▶ [What needs to be done] Copy every line that holds "敬颂祖德早课练习".

————————

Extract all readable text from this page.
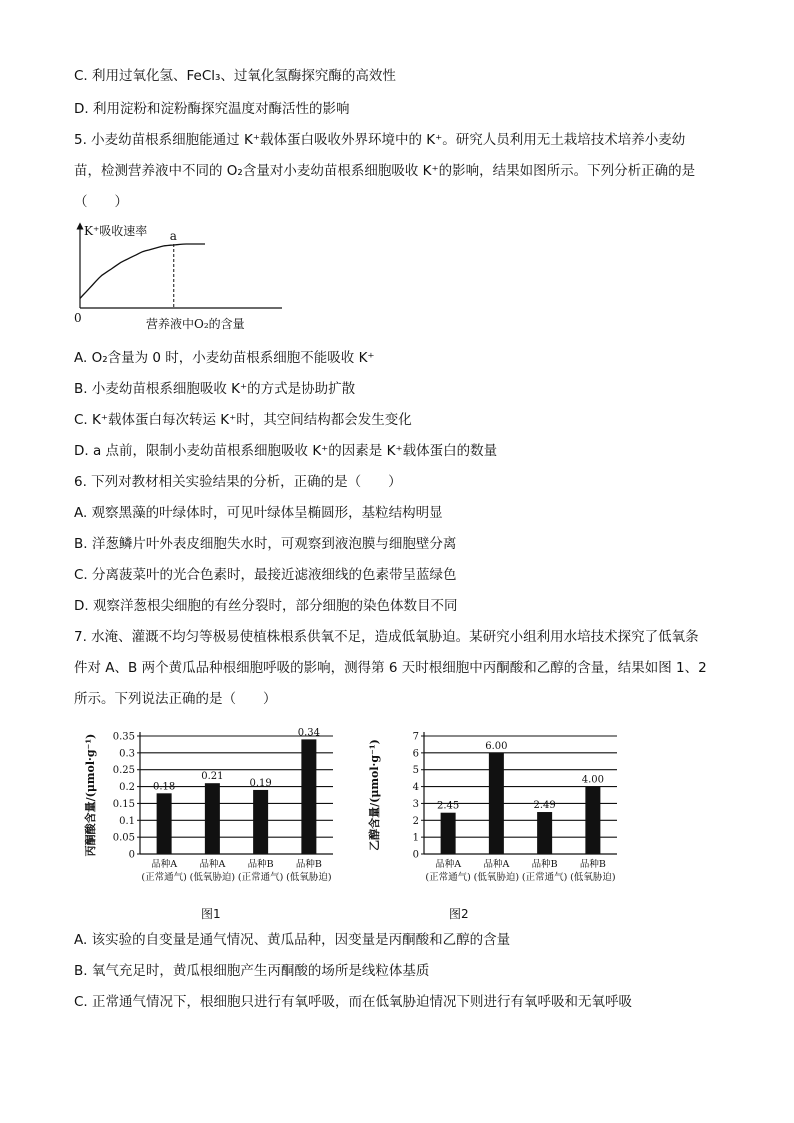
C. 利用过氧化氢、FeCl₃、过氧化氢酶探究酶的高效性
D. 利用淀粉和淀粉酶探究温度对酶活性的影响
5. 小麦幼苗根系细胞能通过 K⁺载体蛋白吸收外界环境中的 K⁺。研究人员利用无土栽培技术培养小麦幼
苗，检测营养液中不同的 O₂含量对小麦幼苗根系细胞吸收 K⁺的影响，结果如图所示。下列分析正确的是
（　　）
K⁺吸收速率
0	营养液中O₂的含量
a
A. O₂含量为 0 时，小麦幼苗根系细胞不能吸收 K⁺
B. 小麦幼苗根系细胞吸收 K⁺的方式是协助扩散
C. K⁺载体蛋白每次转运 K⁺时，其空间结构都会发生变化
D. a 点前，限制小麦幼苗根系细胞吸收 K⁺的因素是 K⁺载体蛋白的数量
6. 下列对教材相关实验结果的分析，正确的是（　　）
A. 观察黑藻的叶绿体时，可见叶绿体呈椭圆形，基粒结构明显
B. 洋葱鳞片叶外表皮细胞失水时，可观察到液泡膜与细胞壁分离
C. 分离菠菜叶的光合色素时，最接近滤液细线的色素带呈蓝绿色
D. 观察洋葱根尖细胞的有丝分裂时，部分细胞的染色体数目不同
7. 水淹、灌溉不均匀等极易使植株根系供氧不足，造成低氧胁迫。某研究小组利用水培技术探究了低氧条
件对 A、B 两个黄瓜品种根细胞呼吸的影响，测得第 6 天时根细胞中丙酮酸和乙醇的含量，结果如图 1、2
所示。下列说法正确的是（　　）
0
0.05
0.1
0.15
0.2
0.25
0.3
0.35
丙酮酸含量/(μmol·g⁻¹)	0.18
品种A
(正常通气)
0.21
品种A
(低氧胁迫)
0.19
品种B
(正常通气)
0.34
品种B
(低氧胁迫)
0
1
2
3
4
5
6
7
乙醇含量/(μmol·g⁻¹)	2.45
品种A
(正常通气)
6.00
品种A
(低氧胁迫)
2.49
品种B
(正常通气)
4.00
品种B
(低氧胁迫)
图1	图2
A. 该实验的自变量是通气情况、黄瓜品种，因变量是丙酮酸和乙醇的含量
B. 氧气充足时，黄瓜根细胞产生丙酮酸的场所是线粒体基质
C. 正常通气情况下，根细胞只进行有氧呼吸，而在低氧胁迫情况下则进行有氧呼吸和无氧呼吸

————————

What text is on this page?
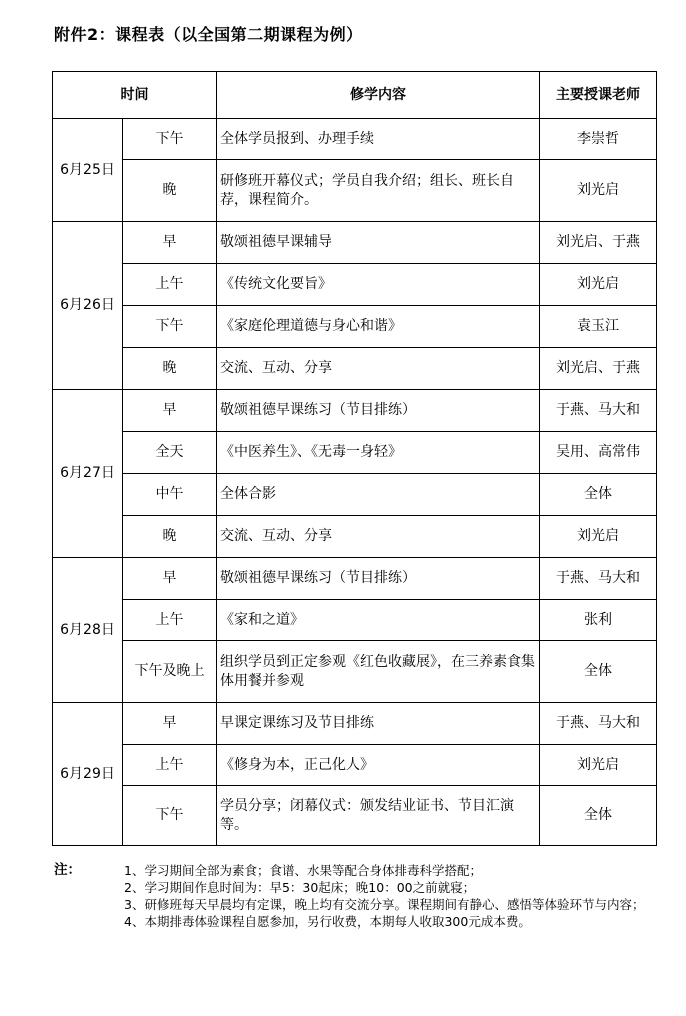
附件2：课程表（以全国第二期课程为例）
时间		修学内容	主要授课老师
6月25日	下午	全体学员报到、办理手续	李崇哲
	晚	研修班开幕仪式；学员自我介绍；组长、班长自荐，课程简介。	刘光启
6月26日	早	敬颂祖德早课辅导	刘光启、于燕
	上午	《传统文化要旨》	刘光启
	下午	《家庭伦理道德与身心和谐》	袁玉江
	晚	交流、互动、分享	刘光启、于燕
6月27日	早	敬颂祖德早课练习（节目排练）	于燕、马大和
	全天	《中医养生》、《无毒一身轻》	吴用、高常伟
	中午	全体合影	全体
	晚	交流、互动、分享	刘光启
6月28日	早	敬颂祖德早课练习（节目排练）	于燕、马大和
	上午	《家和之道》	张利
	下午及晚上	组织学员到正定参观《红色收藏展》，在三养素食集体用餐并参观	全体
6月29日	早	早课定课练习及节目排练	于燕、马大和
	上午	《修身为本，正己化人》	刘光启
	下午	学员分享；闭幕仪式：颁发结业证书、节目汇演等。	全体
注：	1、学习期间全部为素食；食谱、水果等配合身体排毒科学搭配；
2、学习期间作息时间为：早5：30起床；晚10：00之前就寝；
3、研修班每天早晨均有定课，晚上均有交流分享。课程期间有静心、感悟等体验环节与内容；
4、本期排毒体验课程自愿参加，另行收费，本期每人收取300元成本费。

————————

▶ [Correct result]
6月27日	早	敬颂祖德早课练习（节目排练）	于燕、马大和
6月28日	早	敬颂祖德早课练习（节目排练）	于燕、马大和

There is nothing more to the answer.